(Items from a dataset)

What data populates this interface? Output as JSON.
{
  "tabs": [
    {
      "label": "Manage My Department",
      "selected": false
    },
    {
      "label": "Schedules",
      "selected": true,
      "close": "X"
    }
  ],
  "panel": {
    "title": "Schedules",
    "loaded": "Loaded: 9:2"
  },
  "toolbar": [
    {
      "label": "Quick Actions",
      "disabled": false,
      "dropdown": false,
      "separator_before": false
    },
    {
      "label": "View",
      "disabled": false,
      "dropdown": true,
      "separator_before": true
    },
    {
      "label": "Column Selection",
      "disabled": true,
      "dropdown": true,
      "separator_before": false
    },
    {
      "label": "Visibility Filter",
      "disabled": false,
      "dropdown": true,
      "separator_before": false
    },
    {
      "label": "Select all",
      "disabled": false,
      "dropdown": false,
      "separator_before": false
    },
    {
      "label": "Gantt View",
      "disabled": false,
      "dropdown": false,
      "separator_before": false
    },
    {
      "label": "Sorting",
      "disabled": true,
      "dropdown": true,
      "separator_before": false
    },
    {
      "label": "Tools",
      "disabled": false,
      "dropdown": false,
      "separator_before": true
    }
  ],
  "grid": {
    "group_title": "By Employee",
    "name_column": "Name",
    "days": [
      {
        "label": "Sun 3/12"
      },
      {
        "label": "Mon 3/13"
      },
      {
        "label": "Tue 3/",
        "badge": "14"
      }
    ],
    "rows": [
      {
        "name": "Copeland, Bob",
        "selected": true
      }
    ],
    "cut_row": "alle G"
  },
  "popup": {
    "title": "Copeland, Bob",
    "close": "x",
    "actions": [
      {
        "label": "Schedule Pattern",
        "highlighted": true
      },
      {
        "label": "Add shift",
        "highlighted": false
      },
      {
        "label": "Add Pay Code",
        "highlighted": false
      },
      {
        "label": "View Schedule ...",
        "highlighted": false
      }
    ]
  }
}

* Required task:
Write the entire listing out again, word for word.

* Final answer:
What data populates this interface? Output as JSON.
{
  "tabs": [
    {
      "label": "Manage My Department",
      "selected": false
    },
    {
      "label": "Schedules",
      "selected": true,
      "close": "X"
    }
  ],
  "panel": {
    "title": "Schedules",
    "loaded": "Loaded: 9:2"
  },
  "toolbar": [
    {
      "label": "Quick Actions",
      "disabled": false,
      "dropdown": false,
      "separator_before": false
    },
    {
      "label": "View",
      "disabled": false,
      "dropdown": true,
      "separator_before": true
    },
    {
      "label": "Column Selection",
      "disabled": true,
      "dropdown": true,
      "separator_before": false
    },
    {
      "label": "Visibility Filter",
      "disabled": false,
      "dropdown": true,
      "separator_before": false
    },
    {
      "label": "Select all",
      "disabled": false,
      "dropdown": false,
      "separator_before": false
    },
    {
      "label": "Gantt View",
      "disabled": false,
      "dropdown": false,
      "separator_before": false
    },
    {
      "label": "Sorting",
      "disabled": true,
      "dropdown": true,
      "separator_before": false
    },
    {
      "label": "Tools",
      "disabled": false,
      "dropdown": false,
      "separator_before": true
    }
  ],
  "grid": {
    "group_title": "By Employee",
    "name_column": "Name",
    "days": [
      {
        "label": "Sun 3/12"
      },
      {
        "label": "Mon 3/13"
      },
      {
        "label": "Tue 3/",
        "badge": "14"
      }
    ],
    "rows": [
      {
        "name": "Copeland, Bob",
        "selected": true
      }
    ],
    "cut_row": "alle G"
  },
  "popup": {
    "title": "Copeland, Bob",
    "close": "x",
    "actions": [
      {
        "label": "Schedule Pattern",
        "highlighted": true
      },
      {
        "label": "Add shift",
        "highlighted": false
      },
      {
        "label": "Add Pay Code",
        "highlighted": false
      },
      {
        "label": "View Schedule ...",
        "highlighted": false
      }
    ]
  }
}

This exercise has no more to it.